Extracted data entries
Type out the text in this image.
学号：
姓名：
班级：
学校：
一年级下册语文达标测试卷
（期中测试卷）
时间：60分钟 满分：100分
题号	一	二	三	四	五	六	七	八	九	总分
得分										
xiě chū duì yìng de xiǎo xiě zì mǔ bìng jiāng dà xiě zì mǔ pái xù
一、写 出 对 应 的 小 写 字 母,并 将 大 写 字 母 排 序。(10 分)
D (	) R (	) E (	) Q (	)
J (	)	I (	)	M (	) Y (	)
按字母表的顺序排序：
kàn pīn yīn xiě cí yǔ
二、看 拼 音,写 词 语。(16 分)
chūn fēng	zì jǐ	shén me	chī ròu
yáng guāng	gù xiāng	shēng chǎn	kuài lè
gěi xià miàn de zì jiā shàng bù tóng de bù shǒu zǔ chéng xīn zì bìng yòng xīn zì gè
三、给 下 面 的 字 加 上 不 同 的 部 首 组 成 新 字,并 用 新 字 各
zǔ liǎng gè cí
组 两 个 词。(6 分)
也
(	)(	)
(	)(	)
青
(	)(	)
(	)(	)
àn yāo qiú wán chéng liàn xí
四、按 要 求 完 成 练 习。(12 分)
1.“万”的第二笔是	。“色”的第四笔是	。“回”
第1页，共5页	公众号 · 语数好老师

Work to do
Read the entries and show each line that mentions "bìng".

Task answer
xiě chū duì yìng de xiǎo xiě zì mǔ bìng jiāng dà xiě zì mǔ pái xù
gěi xià miàn de zì jiā shàng bù tóng de bù shǒu zǔ chéng xīn zì bìng yòng xīn zì gè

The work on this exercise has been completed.